§ **PROVIDED MATERIAL**:
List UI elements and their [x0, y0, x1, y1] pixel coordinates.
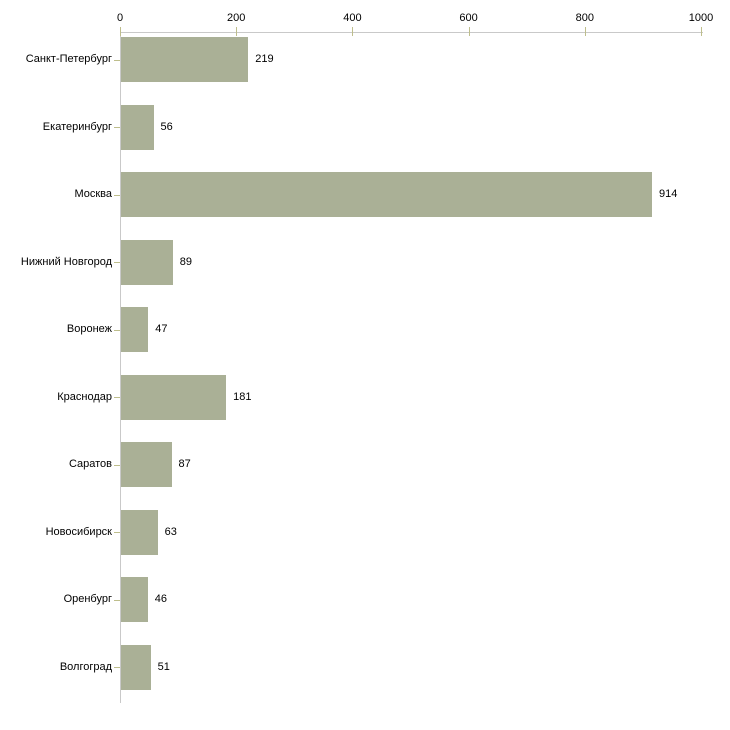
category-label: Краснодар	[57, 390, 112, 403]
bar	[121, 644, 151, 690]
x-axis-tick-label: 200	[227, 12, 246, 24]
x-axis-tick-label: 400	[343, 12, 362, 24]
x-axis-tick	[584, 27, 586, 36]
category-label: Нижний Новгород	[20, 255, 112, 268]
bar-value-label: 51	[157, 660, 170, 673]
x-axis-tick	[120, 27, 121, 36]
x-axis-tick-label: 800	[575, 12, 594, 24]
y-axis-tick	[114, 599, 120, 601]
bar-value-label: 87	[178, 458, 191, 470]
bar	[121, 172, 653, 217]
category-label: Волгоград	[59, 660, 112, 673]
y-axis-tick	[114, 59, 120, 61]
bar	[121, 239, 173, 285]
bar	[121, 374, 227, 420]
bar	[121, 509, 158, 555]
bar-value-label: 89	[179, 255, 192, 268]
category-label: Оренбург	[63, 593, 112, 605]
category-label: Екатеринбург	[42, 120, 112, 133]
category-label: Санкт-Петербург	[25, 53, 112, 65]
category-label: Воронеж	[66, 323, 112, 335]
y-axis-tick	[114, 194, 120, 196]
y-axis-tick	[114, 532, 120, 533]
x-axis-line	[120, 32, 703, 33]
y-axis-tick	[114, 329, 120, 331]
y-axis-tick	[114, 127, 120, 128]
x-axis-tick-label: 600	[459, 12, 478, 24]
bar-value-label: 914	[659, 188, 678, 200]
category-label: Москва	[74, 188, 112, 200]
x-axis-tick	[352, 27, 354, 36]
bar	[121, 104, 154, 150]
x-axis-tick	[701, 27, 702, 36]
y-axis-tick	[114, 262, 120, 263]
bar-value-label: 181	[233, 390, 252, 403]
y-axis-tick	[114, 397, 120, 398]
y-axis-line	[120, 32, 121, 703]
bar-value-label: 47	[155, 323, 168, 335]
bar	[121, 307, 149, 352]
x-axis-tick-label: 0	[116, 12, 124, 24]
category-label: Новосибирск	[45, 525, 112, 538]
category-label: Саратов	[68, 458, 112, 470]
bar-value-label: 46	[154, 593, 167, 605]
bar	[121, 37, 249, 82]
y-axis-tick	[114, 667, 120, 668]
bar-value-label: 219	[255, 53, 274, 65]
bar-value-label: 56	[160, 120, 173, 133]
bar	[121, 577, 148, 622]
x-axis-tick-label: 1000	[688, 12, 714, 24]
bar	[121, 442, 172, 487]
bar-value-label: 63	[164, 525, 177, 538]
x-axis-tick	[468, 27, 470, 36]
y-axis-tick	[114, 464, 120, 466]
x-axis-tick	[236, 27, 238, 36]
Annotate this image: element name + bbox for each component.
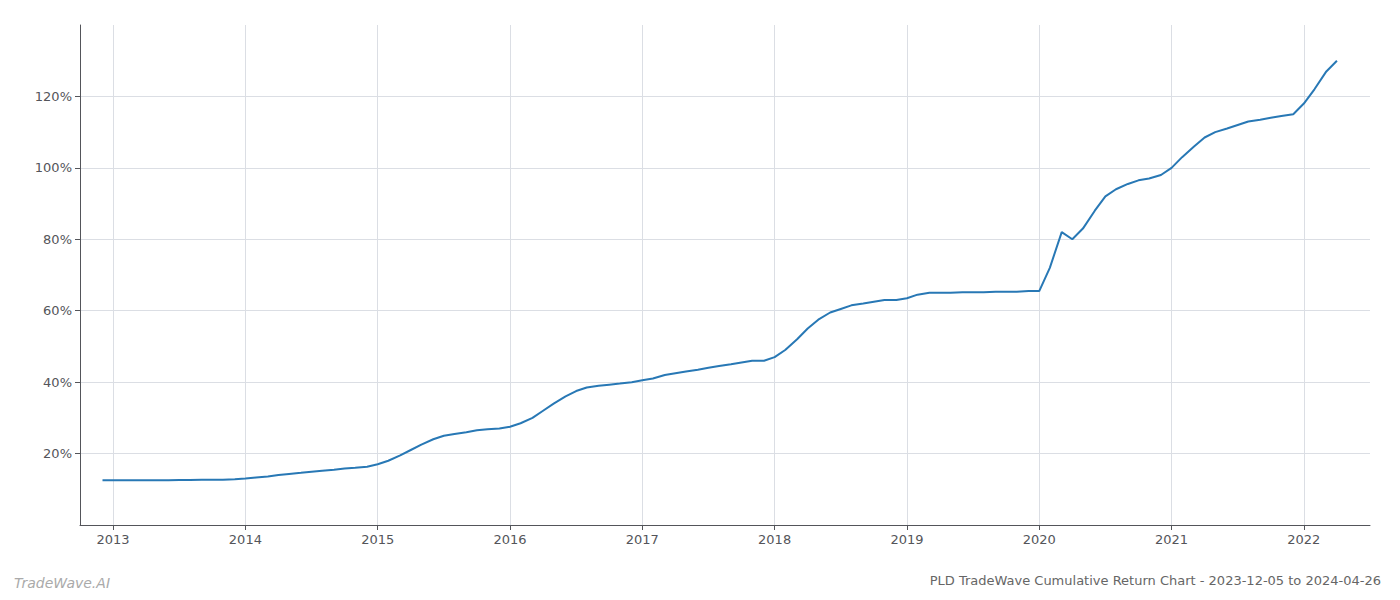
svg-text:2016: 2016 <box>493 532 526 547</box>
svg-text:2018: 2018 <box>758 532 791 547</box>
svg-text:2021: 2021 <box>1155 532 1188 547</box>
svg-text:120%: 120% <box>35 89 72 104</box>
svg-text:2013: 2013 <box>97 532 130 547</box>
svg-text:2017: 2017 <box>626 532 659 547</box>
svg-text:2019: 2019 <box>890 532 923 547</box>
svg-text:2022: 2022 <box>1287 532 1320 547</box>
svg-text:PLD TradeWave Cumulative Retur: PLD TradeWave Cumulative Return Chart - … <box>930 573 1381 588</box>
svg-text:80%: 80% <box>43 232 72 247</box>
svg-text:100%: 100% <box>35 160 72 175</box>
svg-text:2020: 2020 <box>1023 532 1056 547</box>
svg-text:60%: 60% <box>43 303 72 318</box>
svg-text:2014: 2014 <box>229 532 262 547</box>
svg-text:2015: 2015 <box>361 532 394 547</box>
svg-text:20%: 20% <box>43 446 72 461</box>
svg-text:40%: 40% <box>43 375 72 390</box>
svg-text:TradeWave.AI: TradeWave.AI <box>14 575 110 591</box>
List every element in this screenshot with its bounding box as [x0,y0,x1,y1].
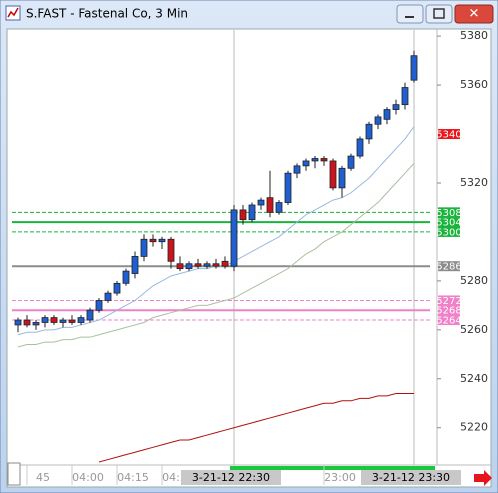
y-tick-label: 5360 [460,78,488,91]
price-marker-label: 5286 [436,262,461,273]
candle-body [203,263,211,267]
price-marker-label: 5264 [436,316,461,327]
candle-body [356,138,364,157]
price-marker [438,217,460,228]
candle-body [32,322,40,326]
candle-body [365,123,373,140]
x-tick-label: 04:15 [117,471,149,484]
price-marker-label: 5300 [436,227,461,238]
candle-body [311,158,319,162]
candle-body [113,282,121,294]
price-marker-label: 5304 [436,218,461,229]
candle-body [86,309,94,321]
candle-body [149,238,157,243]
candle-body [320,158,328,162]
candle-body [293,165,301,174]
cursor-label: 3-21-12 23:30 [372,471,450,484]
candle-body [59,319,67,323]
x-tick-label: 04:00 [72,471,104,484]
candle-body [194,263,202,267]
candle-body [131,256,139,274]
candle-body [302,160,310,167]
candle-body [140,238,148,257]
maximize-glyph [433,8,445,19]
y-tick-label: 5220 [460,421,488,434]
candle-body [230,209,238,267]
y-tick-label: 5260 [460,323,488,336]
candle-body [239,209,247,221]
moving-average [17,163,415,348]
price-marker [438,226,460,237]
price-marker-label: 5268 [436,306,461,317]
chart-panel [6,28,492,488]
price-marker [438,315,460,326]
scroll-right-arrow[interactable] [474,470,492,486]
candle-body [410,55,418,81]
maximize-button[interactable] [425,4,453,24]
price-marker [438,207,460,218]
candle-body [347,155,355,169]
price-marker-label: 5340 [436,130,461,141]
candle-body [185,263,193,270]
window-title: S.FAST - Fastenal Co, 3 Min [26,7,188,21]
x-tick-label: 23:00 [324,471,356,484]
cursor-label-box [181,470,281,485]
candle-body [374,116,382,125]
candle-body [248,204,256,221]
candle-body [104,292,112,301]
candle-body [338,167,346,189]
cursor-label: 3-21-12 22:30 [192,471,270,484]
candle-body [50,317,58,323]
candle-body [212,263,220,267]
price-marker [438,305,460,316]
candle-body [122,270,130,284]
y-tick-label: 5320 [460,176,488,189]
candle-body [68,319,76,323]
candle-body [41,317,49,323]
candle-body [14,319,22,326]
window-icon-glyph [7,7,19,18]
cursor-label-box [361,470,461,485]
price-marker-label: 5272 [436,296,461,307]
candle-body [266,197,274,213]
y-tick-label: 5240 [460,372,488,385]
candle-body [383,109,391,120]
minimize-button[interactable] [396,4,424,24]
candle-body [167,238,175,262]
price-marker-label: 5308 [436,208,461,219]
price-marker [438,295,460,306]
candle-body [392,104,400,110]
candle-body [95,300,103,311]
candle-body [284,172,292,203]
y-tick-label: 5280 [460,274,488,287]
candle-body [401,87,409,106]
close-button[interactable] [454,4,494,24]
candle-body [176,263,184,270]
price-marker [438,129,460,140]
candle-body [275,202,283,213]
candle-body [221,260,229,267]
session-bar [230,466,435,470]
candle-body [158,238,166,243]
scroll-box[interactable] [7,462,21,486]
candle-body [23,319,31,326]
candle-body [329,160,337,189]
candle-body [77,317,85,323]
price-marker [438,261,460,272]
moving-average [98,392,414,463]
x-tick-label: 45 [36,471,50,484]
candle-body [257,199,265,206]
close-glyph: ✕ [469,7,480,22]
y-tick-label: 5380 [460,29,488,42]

§ **TASK PROMPT**:
Which lines of the listing contain the string "button", with case counting? Find and copy every one of them.

§ **FINAL RESULT**:
maximize-button[interactable] [425,4,453,24]
minimize-button[interactable] [396,4,424,24]
close-button[interactable] [454,4,494,24]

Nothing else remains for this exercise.